◆ Data listing ◆
========
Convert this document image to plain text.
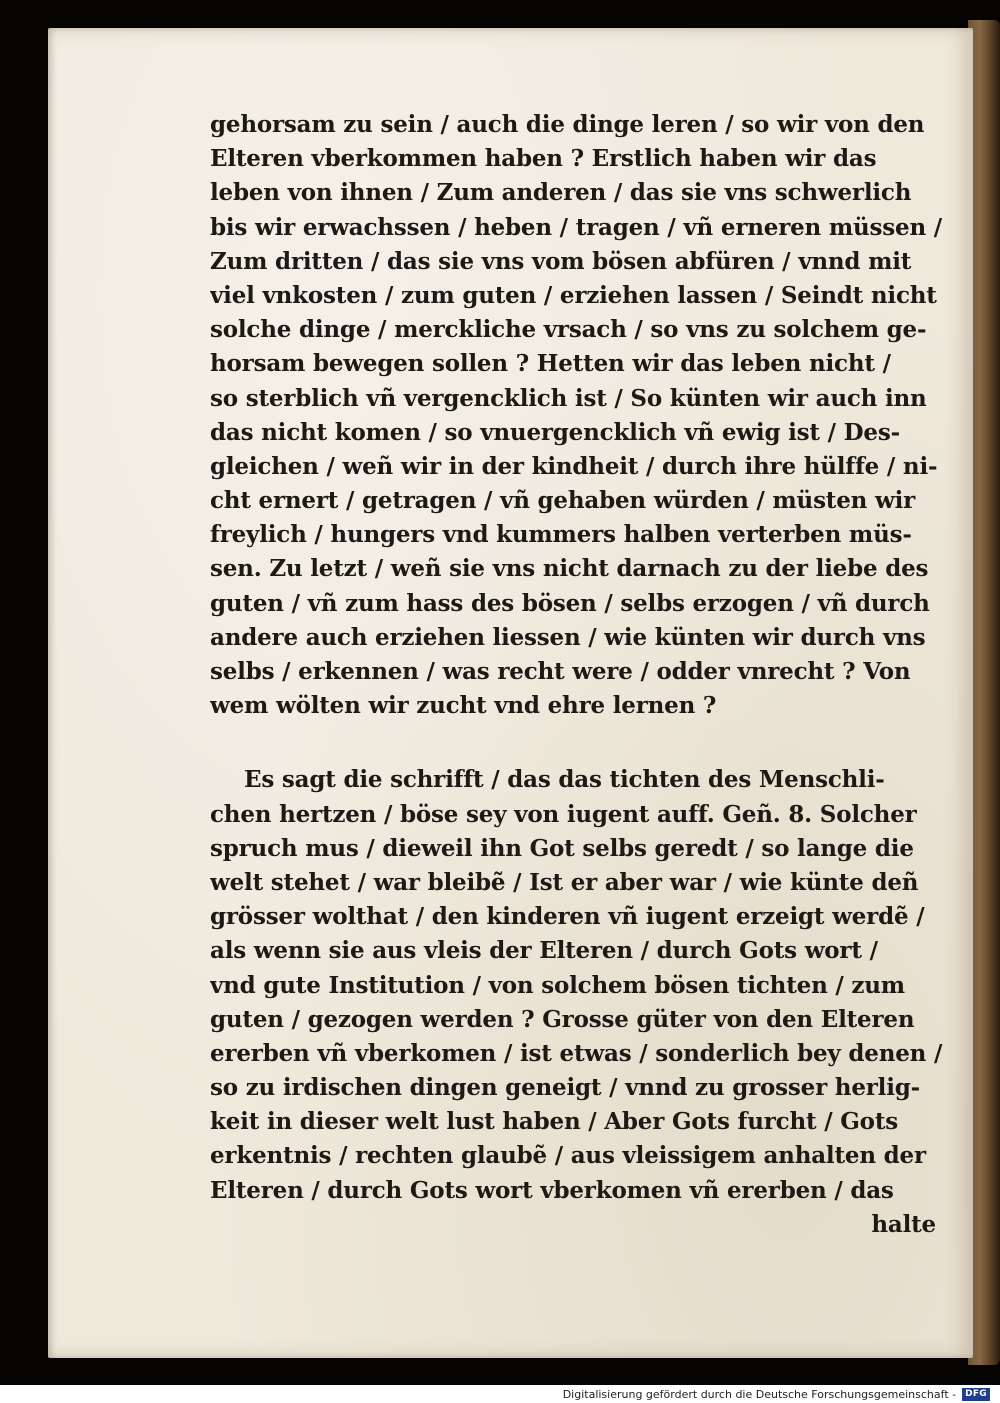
gehorsam zu sein / auch die dinge leren / so wir von den
Elteren vberkommen haben ? Erstlich haben wir das
leben von ihnen / Zum anderen / das sie vns schwerlich
bis wir erwachssen / heben / tragen / vñ erneren müssen /
Zum dritten / das sie vns vom bösen abfüren / vnnd mit
viel vnkosten / zum guten / erziehen lassen / Seindt nicht
solche dinge / merckliche vrsach / so vns zu solchem ge-
horsam bewegen sollen ? Hetten wir das leben nicht /
so sterblich vñ vergencklich ist / So künten wir auch inn
das nicht komen / so vnuergencklich vñ ewig ist / Des-
gleichen / weñ wir in der kindheit / durch ihre hülffe / ni-
cht ernert / getragen / vñ gehaben würden / müsten wir
freylich / hungers vnd kummers halben verterben müs-
sen. Zu letzt / weñ sie vns nicht darnach zu der liebe des
guten / vñ zum hass des bösen / selbs erzogen / vñ durch
andere auch erziehen liessen / wie künten wir durch vns
selbs / erkennen / was recht were / odder vnrecht ? Von
wem wölten wir zucht vnd ehre lernen ?
Es sagt die schrifft / das das tichten des Menschli-
chen hertzen / böse sey von iugent auff. Geñ. 8. Solcher
spruch mus / dieweil ihn Got selbs geredt / so lange die
welt stehet / war bleibẽ / Ist er aber war / wie künte deñ
grösser wolthat / den kinderen vñ iugent erzeigt werdẽ /
als wenn sie aus vleis der Elteren / durch Gots wort /
vnd gute Institution / von solchem bösen tichten / zum
guten / gezogen werden ? Grosse güter von den Elteren
ererben vñ vberkomen / ist etwas / sonderlich bey denen /
so zu irdischen dingen geneigt / vnnd zu grosser herlig-
keit in dieser welt lust haben / Aber Gots furcht / Gots
erkentnis / rechten glaubẽ / aus vleissigem anhalten der
Elteren / durch Gots wort vberkomen vñ ererben / das
halte
Digitalisierung gefördert durch die Deutsche Forschungsgemeinschaft -	DFG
========
◆ Task to carry out ◆
Scan the material above for the word "tichten". Copy each line where it occurs.

◆ Result of this task ◆
Es sagt die schrifft / das das tichten des Menschli-
vnd gute Institution / von solchem bösen tichten / zum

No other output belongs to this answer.